§ Task to complete
Comb the records below for the string "correlation" and copy each line where it turns up.

§ Input records
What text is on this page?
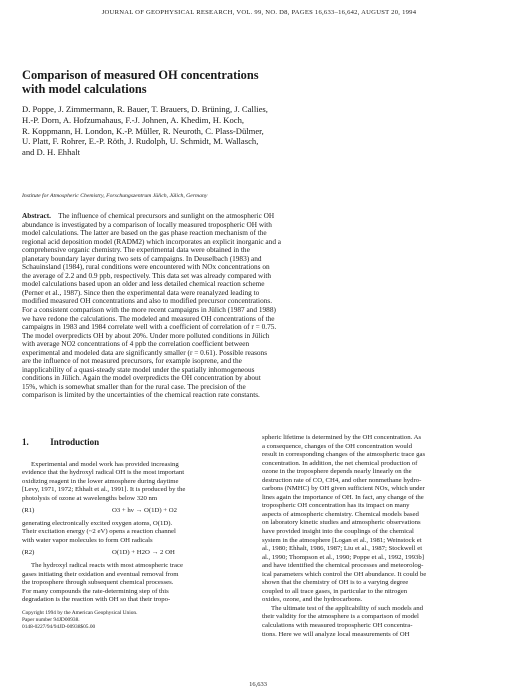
JOURNAL OF GEOPHYSICAL RESEARCH, VOL. 99, NO. D8, PAGES 16,633–16,642, AUGUST 20, 1994
Comparison of measured OH concentrations
with model calculations
D. Poppe, J. Zimmermann, R. Bauer, T. Brauers, D. Brüning, J. Callies,
H.-P. Dorn, A. Hofzumahaus, F.-J. Johnen, A. Khedim, H. Koch,
R. Koppmann, H. London, K.-P. Müller, R. Neuroth, C. Plass-Dülmer,
U. Platt, F. Rohrer, E.-P. Röth, J. Rudolph, U. Schmidt, M. Wallasch,
and D. H. Ehhalt
Institute for Atmospheric Chemistry, Forschungszentrum Jülich, Jülich, Germany
Abstract. The influence of chemical precursors and sunlight on the atmospheric OH
abundance is investigated by a comparison of locally measured tropospheric OH with
model calculations. The latter are based on the gas phase reaction mechanism of the
regional acid deposition model (RADM2) which incorporates an explicit inorganic and a
comprehensive organic chemistry. The experimental data were obtained in the
planetary boundary layer during two sets of campaigns. In Deuselbach (1983) and
Schauinsland (1984), rural conditions were encountered with NOx concentrations on
the average of 2.2 and 0.9 ppb, respectively. This data set was already compared with
model calculations based upon an older and less detailed chemical reaction scheme
(Perner et al., 1987). Since then the experimental data were reanalyzed leading to
modified measured OH concentrations and also to modified precursor concentrations.
For a consistent comparison with the more recent campaigns in Jülich (1987 and 1988)
we have redone the calculations. The modeled and measured OH concentrations of the
campaigns in 1983 and 1984 correlate well with a coefficient of correlation of r = 0.75.
The model overpredicts OH by about 20%. Under more polluted conditions in Jülich
with average NO2 concentrations of 4 ppb the correlation coefficient between
experimental and modeled data are significantly smaller (r = 0.61). Possible reasons
are the influence of not measured precursors, for example isoprene, and the
inapplicability of a quasi-steady state model under the spatially inhomogeneous
conditions in Jülich. Again the model overpredicts the OH concentration by about
15%, which is somewhat smaller than for the rural case. The precision of the
comparison is limited by the uncertainties of the chemical reaction rate constants.
1. Introduction
Experimental and model work has provided increasing
evidence that the hydroxyl radical OH is the most important
oxidizing reagent in the lower atmosphere during daytime
[Levy, 1971, 1972; Ehhalt et al., 1991]. It is produced by the
photolysis of ozone at wavelengths below 320 nm
(R1)	O3 + hν → O(1D) + O2
generating electronically excited oxygen atoms, O(1D).
Their excitation energy (~2 eV) opens a reaction channel
with water vapor molecules to form OH radicals
(R2)	O(1D) + H2O → 2 OH
The hydroxyl radical reacts with most atmospheric trace
gases initiating their oxidation and eventual removal from
the troposphere through subsequent chemical processes.
For many compounds the rate-determining step of this
degradation is the reaction with OH so that their tropo-
Copyright 1994 by the American Geophysical Union.
Paper number 94JD00938.
0148-0227/94/94JD-00938$05.00
spheric lifetime is determined by the OH concentration. As
a consequence, changes of the OH concentration would
result in corresponding changes of the atmospheric trace gas
concentration. In addition, the net chemical production of
ozone in the troposphere depends nearly linearly on the
destruction rate of CO, CH4, and other nonmethane hydro-
carbons (NMHC) by OH given sufficient NOx, which under
lines again the importance of OH. In fact, any change of the
tropospheric OH concentration has its impact on many
aspects of atmospheric chemistry. Chemical models based
on laboratory kinetic studies and atmospheric observations
have provided insight into the couplings of the chemical
system in the atmosphere [Logan et al., 1981; Weinstock et
al., 1980; Ehhalt, 1986, 1987; Liu et al., 1987; Stockwell et
al., 1990; Thompson et al., 1990; Poppe et al., 1992, 1993b]
and have identified the chemical processes and meteorolog-
ical parameters which control the OH abundance. It could be
shown that the chemistry of OH is to a varying degree
coupled to all trace gases, in particular to the nitrogen
oxides, ozone, and the hydrocarbons.
The ultimate test of the applicability of such models and
their validity for the atmosphere is a comparison of model
calculations with measured tropospheric OH concentra-
tions. Here we will analyze local measurements of OH
16,633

§ Solved exercise
campaigns in 1983 and 1984 correlate well with a coefficient of correlation of r = 0.75.
with average NO2 concentrations of 4 ppb the correlation coefficient between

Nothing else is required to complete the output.